● **Available records**:
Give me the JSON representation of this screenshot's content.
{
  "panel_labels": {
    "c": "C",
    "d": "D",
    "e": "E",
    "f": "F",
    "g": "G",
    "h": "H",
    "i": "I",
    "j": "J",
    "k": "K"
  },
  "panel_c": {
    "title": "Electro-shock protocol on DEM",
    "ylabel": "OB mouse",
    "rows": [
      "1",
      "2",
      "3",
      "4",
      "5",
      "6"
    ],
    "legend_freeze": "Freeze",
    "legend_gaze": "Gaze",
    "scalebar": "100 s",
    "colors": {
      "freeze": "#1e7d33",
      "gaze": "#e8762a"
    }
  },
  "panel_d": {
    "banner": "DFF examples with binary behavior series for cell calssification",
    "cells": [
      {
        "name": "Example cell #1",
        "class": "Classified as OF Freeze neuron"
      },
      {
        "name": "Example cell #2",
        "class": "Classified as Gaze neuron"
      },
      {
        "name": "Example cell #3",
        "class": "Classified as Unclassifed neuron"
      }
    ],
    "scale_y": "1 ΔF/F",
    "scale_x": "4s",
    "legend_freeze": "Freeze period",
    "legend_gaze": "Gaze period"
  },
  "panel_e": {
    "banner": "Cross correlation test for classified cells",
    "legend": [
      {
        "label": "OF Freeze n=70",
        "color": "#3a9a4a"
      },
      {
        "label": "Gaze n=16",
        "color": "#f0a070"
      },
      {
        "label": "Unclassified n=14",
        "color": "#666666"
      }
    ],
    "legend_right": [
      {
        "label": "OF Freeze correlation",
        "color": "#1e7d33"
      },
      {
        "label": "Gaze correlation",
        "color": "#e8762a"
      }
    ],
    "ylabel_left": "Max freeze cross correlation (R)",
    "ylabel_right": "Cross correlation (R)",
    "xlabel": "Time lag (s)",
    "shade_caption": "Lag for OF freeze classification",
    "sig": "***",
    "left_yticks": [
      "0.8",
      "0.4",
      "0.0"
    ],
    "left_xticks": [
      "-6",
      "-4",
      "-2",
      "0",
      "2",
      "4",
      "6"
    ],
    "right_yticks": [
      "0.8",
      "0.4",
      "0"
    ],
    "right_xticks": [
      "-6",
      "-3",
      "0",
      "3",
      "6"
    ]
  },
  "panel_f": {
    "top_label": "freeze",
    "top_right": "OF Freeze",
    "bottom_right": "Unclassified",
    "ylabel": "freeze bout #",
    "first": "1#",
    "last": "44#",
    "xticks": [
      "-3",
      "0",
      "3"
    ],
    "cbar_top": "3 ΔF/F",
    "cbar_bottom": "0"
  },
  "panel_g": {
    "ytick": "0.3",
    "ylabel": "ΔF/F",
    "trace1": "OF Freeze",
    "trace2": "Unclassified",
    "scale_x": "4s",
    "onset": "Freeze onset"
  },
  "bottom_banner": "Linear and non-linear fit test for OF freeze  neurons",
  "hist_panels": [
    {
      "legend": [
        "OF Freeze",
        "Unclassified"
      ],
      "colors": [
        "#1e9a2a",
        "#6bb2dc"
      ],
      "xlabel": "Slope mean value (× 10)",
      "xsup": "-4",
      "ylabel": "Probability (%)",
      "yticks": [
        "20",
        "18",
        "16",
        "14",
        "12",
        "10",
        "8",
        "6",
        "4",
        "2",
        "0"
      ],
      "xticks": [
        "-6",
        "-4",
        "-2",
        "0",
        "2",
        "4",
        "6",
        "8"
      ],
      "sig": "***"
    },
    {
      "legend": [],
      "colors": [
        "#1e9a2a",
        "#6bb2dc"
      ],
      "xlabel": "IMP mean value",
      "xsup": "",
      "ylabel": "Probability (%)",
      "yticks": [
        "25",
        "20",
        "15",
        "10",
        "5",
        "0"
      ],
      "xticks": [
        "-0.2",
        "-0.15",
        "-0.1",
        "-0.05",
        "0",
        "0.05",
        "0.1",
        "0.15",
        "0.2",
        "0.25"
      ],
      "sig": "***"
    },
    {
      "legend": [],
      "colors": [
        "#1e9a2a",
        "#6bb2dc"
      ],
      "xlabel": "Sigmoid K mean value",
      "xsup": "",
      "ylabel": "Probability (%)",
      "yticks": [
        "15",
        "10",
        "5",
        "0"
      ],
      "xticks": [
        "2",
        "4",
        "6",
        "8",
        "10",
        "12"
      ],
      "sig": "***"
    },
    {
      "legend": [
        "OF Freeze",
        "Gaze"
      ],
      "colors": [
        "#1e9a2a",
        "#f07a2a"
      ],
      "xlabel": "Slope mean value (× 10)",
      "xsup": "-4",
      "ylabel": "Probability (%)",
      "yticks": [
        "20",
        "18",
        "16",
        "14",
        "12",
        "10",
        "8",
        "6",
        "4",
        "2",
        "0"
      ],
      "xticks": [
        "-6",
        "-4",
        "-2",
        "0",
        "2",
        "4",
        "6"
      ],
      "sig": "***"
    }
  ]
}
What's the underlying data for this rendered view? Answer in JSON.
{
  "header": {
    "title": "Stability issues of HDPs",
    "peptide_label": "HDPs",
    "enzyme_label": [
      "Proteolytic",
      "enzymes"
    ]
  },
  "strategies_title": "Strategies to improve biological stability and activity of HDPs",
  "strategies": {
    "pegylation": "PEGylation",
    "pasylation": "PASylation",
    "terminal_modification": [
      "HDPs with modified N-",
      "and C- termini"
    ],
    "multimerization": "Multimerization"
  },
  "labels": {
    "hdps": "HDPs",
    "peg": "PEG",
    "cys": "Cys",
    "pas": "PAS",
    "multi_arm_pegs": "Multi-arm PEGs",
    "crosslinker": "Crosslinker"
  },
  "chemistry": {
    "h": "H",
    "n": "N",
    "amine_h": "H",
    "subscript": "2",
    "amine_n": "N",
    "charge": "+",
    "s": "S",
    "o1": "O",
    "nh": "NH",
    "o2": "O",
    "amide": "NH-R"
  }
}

● **Directions**:
Transcribe all the material exactly.

● **Response box**:
Give me the JSON representation of this screenshot's content.
{
  "panel_labels": {
    "c": "C",
    "d": "D",
    "e": "E",
    "f": "F",
    "g": "G",
    "h": "H",
    "i": "I",
    "j": "J",
    "k": "K"
  },
  "panel_c": {
    "title": "Electro-shock protocol on DEM",
    "ylabel": "OB mouse",
    "rows": [
      "1",
      "2",
      "3",
      "4",
      "5",
      "6"
    ],
    "legend_freeze": "Freeze",
    "legend_gaze": "Gaze",
    "scalebar": "100 s",
    "colors": {
      "freeze": "#1e7d33",
      "gaze": "#e8762a"
    }
  },
  "panel_d": {
    "banner": "DFF examples with binary behavior series for cell calssification",
    "cells": [
      {
        "name": "Example cell #1",
        "class": "Classified as OF Freeze neuron"
      },
      {
        "name": "Example cell #2",
        "class": "Classified as Gaze neuron"
      },
      {
        "name": "Example cell #3",
        "class": "Classified as Unclassifed neuron"
      }
    ],
    "scale_y": "1 ΔF/F",
    "scale_x": "4s",
    "legend_freeze": "Freeze period",
    "legend_gaze": "Gaze period"
  },
  "panel_e": {
    "banner": "Cross correlation test for classified cells",
    "legend": [
      {
        "label": "OF Freeze n=70",
        "color": "#3a9a4a"
      },
      {
        "label": "Gaze n=16",
        "color": "#f0a070"
      },
      {
        "label": "Unclassified n=14",
        "color": "#666666"
      }
    ],
    "legend_right": [
      {
        "label": "OF Freeze correlation",
        "color": "#1e7d33"
      },
      {
        "label": "Gaze correlation",
        "color": "#e8762a"
      }
    ],
    "ylabel_left": "Max freeze cross correlation (R)",
    "ylabel_right": "Cross correlation (R)",
    "xlabel": "Time lag (s)",
    "shade_caption": "Lag for OF freeze classification",
    "sig": "***",
    "left_yticks": [
      "0.8",
      "0.4",
      "0.0"
    ],
    "left_xticks": [
      "-6",
      "-4",
      "-2",
      "0",
      "2",
      "4",
      "6"
    ],
    "right_yticks": [
      "0.8",
      "0.4",
      "0"
    ],
    "right_xticks": [
      "-6",
      "-3",
      "0",
      "3",
      "6"
    ]
  },
  "panel_f": {
    "top_label": "freeze",
    "top_right": "OF Freeze",
    "bottom_right": "Unclassified",
    "ylabel": "freeze bout #",
    "first": "1#",
    "last": "44#",
    "xticks": [
      "-3",
      "0",
      "3"
    ],
    "cbar_top": "3 ΔF/F",
    "cbar_bottom": "0"
  },
  "panel_g": {
    "ytick": "0.3",
    "ylabel": "ΔF/F",
    "trace1": "OF Freeze",
    "trace2": "Unclassified",
    "scale_x": "4s",
    "onset": "Freeze onset"
  },
  "bottom_banner": "Linear and non-linear fit test for OF freeze  neurons",
  "hist_panels": [
    {
      "legend": [
        "OF Freeze",
        "Unclassified"
      ],
      "colors": [
        "#1e9a2a",
        "#6bb2dc"
      ],
      "xlabel": "Slope mean value (× 10)",
      "xsup": "-4",
      "ylabel": "Probability (%)",
      "yticks": [
        "20",
        "18",
        "16",
        "14",
        "12",
        "10",
        "8",
        "6",
        "4",
        "2",
        "0"
      ],
      "xticks": [
        "-6",
        "-4",
        "-2",
        "0",
        "2",
        "4",
        "6",
        "8"
      ],
      "sig": "***"
    },
    {
      "legend": [],
      "colors": [
        "#1e9a2a",
        "#6bb2dc"
      ],
      "xlabel": "IMP mean value",
      "xsup": "",
      "ylabel": "Probability (%)",
      "yticks": [
        "25",
        "20",
        "15",
        "10",
        "5",
        "0"
      ],
      "xticks": [
        "-0.2",
        "-0.15",
        "-0.1",
        "-0.05",
        "0",
        "0.05",
        "0.1",
        "0.15",
        "0.2",
        "0.25"
      ],
      "sig": "***"
    },
    {
      "legend": [],
      "colors": [
        "#1e9a2a",
        "#6bb2dc"
      ],
      "xlabel": "Sigmoid K mean value",
      "xsup": "",
      "ylabel": "Probability (%)",
      "yticks": [
        "15",
        "10",
        "5",
        "0"
      ],
      "xticks": [
        "2",
        "4",
        "6",
        "8",
        "10",
        "12"
      ],
      "sig": "***"
    },
    {
      "legend": [
        "OF Freeze",
        "Gaze"
      ],
      "colors": [
        "#1e9a2a",
        "#f07a2a"
      ],
      "xlabel": "Slope mean value (× 10)",
      "xsup": "-4",
      "ylabel": "Probability (%)",
      "yticks": [
        "20",
        "18",
        "16",
        "14",
        "12",
        "10",
        "8",
        "6",
        "4",
        "2",
        "0"
      ],
      "xticks": [
        "-6",
        "-4",
        "-2",
        "0",
        "2",
        "4",
        "6"
      ],
      "sig": "***"
    }
  ]
}
What's the underlying data for this rendered view? Answer in JSON.
{
  "header": {
    "title": "Stability issues of HDPs",
    "peptide_label": "HDPs",
    "enzyme_label": [
      "Proteolytic",
      "enzymes"
    ]
  },
  "strategies_title": "Strategies to improve biological stability and activity of HDPs",
  "strategies": {
    "pegylation": "PEGylation",
    "pasylation": "PASylation",
    "terminal_modification": [
      "HDPs with modified N-",
      "and C- termini"
    ],
    "multimerization": "Multimerization"
  },
  "labels": {
    "hdps": "HDPs",
    "peg": "PEG",
    "cys": "Cys",
    "pas": "PAS",
    "multi_arm_pegs": "Multi-arm PEGs",
    "crosslinker": "Crosslinker"
  },
  "chemistry": {
    "h": "H",
    "n": "N",
    "amine_h": "H",
    "subscript": "2",
    "amine_n": "N",
    "charge": "+",
    "s": "S",
    "o1": "O",
    "nh": "NH",
    "o2": "O",
    "amide": "NH-R"
  }
}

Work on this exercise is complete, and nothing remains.